**REQUIREMENTS**
Reproduce all entries verbatim, with nothing added or dropped.

**RECORDS SHOWN**

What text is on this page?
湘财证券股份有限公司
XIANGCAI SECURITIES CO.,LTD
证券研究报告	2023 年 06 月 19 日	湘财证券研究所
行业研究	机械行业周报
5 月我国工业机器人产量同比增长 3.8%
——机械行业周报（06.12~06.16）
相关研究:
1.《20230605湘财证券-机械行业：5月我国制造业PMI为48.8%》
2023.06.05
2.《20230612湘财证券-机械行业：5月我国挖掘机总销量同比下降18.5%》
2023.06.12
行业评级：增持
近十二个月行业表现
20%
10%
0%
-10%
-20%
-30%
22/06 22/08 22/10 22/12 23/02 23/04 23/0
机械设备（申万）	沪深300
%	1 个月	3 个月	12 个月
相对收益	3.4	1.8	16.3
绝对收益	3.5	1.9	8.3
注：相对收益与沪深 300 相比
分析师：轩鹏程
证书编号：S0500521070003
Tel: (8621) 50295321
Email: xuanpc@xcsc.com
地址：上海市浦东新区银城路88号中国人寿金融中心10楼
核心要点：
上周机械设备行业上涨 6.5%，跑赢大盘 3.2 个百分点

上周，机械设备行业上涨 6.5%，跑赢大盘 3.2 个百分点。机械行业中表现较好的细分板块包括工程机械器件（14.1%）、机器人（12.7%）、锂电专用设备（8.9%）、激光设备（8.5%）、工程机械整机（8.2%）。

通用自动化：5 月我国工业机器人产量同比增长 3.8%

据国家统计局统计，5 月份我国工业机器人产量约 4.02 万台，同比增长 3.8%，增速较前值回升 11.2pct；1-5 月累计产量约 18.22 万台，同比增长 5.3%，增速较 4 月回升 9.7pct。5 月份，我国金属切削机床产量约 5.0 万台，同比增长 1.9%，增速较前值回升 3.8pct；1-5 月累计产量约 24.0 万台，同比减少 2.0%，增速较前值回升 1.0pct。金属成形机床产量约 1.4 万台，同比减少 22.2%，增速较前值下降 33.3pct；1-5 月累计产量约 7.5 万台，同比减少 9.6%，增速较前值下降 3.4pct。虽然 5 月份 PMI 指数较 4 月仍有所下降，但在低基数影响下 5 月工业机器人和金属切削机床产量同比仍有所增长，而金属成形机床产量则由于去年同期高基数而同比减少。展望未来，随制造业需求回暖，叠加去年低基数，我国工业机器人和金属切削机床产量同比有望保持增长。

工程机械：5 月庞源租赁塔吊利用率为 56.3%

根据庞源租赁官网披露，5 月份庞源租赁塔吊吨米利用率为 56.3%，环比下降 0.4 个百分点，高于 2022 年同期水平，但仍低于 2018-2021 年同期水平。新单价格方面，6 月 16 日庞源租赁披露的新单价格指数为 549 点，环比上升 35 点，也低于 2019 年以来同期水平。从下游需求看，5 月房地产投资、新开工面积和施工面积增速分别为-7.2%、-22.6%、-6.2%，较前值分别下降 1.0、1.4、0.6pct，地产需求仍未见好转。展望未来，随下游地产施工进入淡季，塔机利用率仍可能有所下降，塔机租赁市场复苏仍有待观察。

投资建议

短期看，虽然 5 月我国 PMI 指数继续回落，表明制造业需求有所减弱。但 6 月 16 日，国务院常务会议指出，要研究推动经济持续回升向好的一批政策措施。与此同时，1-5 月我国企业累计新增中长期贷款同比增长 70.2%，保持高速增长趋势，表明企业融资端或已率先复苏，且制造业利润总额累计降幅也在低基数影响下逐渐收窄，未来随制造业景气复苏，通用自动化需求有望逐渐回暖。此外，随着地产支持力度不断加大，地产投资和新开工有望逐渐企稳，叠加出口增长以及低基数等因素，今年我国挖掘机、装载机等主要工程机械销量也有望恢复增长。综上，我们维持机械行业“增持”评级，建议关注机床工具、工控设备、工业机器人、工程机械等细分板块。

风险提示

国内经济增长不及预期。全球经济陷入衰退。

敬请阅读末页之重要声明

**REPLY**
What text is on this page?
湘财证券股份有限公司
XIANGCAI SECURITIES CO.,LTD
证券研究报告	2023 年 06 月 19 日	湘财证券研究所
行业研究	机械行业周报
5 月我国工业机器人产量同比增长 3.8%
——机械行业周报（06.12~06.16）
相关研究:
1.《20230605湘财证券-机械行业：5月我国制造业PMI为48.8%》
2023.06.05
2.《20230612湘财证券-机械行业：5月我国挖掘机总销量同比下降18.5%》
2023.06.12
行业评级：增持
近十二个月行业表现
20%
10%
0%
-10%
-20%
-30%
22/06 22/08 22/10 22/12 23/02 23/04 23/0
机械设备（申万）	沪深300
%	1 个月	3 个月	12 个月
相对收益	3.4	1.8	16.3
绝对收益	3.5	1.9	8.3
注：相对收益与沪深 300 相比
分析师：轩鹏程
证书编号：S0500521070003
Tel: (8621) 50295321
Email: xuanpc@xcsc.com
地址：上海市浦东新区银城路88号中国人寿金融中心10楼
核心要点：
上周机械设备行业上涨 6.5%，跑赢大盘 3.2 个百分点

上周，机械设备行业上涨 6.5%，跑赢大盘 3.2 个百分点。机械行业中表现较好的细分板块包括工程机械器件（14.1%）、机器人（12.7%）、锂电专用设备（8.9%）、激光设备（8.5%）、工程机械整机（8.2%）。

通用自动化：5 月我国工业机器人产量同比增长 3.8%

据国家统计局统计，5 月份我国工业机器人产量约 4.02 万台，同比增长 3.8%，增速较前值回升 11.2pct；1-5 月累计产量约 18.22 万台，同比增长 5.3%，增速较 4 月回升 9.7pct。5 月份，我国金属切削机床产量约 5.0 万台，同比增长 1.9%，增速较前值回升 3.8pct；1-5 月累计产量约 24.0 万台，同比减少 2.0%，增速较前值回升 1.0pct。金属成形机床产量约 1.4 万台，同比减少 22.2%，增速较前值下降 33.3pct；1-5 月累计产量约 7.5 万台，同比减少 9.6%，增速较前值下降 3.4pct。虽然 5 月份 PMI 指数较 4 月仍有所下降，但在低基数影响下 5 月工业机器人和金属切削机床产量同比仍有所增长，而金属成形机床产量则由于去年同期高基数而同比减少。展望未来，随制造业需求回暖，叠加去年低基数，我国工业机器人和金属切削机床产量同比有望保持增长。

工程机械：5 月庞源租赁塔吊利用率为 56.3%

根据庞源租赁官网披露，5 月份庞源租赁塔吊吨米利用率为 56.3%，环比下降 0.4 个百分点，高于 2022 年同期水平，但仍低于 2018-2021 年同期水平。新单价格方面，6 月 16 日庞源租赁披露的新单价格指数为 549 点，环比上升 35 点，也低于 2019 年以来同期水平。从下游需求看，5 月房地产投资、新开工面积和施工面积增速分别为-7.2%、-22.6%、-6.2%，较前值分别下降 1.0、1.4、0.6pct，地产需求仍未见好转。展望未来，随下游地产施工进入淡季，塔机利用率仍可能有所下降，塔机租赁市场复苏仍有待观察。

投资建议

短期看，虽然 5 月我国 PMI 指数继续回落，表明制造业需求有所减弱。但 6 月 16 日，国务院常务会议指出，要研究推动经济持续回升向好的一批政策措施。与此同时，1-5 月我国企业累计新增中长期贷款同比增长 70.2%，保持高速增长趋势，表明企业融资端或已率先复苏，且制造业利润总额累计降幅也在低基数影响下逐渐收窄，未来随制造业景气复苏，通用自动化需求有望逐渐回暖。此外，随着地产支持力度不断加大，地产投资和新开工有望逐渐企稳，叠加出口增长以及低基数等因素，今年我国挖掘机、装载机等主要工程机械销量也有望恢复增长。综上，我们维持机械行业“增持”评级，建议关注机床工具、工控设备、工业机器人、工程机械等细分板块。

风险提示

国内经济增长不及预期。全球经济陷入衰退。

敬请阅读末页之重要声明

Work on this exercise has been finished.